> Requirement
Wherever the string "image" shows up in a line, count that line. Give the total alone.

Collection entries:
>>>

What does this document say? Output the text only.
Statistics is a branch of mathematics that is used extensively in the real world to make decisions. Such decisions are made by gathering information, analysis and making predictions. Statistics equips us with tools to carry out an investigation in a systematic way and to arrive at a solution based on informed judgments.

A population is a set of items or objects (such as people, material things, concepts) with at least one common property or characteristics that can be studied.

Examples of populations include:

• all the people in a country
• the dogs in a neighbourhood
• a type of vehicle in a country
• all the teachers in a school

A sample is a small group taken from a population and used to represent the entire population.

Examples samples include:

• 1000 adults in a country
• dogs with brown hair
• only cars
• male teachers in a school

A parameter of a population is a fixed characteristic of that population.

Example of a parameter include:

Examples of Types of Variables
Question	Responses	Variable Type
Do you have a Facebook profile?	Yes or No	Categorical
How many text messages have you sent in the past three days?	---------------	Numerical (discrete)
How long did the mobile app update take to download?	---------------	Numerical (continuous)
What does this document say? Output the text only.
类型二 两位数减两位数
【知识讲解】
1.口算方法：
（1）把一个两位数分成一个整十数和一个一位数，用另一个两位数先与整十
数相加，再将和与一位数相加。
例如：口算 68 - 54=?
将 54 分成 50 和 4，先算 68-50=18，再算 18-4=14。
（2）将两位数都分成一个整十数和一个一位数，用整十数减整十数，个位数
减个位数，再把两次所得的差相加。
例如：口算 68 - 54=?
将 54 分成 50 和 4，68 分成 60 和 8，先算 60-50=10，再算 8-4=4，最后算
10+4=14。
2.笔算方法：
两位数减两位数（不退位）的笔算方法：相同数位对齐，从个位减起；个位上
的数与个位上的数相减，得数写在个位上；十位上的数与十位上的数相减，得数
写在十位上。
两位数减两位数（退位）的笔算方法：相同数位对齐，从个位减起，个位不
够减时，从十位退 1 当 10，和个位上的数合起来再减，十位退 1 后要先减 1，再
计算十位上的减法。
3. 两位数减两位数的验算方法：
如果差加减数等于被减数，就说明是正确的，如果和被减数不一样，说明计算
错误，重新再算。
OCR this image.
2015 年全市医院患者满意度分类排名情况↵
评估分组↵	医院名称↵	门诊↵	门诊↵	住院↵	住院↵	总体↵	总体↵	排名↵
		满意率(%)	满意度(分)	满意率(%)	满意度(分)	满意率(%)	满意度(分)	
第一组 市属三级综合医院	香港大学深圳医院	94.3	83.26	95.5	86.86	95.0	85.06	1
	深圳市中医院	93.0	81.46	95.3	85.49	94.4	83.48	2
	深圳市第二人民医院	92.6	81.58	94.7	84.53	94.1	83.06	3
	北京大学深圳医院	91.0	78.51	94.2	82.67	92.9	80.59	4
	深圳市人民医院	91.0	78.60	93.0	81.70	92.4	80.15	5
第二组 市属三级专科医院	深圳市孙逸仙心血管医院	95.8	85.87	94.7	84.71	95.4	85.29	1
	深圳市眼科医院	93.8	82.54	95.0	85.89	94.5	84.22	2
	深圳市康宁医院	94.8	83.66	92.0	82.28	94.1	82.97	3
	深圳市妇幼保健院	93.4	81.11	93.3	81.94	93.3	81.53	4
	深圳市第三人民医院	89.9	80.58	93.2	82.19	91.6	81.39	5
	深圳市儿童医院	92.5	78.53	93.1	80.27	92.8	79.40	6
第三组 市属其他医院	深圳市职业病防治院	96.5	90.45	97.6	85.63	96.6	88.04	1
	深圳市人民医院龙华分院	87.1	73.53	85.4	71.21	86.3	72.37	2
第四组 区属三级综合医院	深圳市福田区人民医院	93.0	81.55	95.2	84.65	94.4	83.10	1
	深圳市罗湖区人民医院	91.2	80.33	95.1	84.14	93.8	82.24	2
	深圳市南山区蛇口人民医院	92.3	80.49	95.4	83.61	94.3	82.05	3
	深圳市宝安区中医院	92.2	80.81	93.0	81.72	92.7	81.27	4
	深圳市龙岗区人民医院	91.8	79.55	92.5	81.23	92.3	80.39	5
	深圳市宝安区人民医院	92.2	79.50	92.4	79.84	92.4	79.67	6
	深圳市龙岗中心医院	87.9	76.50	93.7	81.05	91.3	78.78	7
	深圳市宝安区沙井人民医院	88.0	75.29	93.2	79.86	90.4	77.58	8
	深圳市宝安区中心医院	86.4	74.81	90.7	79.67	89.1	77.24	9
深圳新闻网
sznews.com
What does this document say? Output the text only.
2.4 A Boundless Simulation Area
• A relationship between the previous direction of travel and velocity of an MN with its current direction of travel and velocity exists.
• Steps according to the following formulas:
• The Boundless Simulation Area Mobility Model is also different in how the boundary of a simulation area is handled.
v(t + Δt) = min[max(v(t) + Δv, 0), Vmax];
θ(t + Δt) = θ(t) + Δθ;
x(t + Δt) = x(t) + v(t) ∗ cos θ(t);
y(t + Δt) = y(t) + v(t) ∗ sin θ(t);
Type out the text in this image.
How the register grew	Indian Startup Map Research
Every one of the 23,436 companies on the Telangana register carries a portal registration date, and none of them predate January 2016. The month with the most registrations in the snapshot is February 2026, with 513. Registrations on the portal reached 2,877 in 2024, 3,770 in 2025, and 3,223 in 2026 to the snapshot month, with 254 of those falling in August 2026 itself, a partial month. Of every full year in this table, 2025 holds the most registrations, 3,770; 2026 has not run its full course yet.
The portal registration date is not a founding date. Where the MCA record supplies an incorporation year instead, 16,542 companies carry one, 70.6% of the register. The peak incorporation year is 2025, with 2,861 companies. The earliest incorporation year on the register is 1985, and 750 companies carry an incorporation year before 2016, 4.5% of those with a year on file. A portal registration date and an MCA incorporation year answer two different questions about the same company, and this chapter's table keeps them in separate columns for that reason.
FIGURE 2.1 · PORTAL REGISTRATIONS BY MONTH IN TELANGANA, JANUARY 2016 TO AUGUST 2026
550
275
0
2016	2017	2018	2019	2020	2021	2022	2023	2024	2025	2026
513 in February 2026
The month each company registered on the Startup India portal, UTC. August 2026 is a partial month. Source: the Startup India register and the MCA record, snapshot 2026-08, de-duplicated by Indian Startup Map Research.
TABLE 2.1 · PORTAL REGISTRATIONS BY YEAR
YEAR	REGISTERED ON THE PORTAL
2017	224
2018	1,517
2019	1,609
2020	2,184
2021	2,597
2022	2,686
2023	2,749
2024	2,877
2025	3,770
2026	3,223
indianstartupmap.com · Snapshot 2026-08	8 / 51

<<<

> Full output
2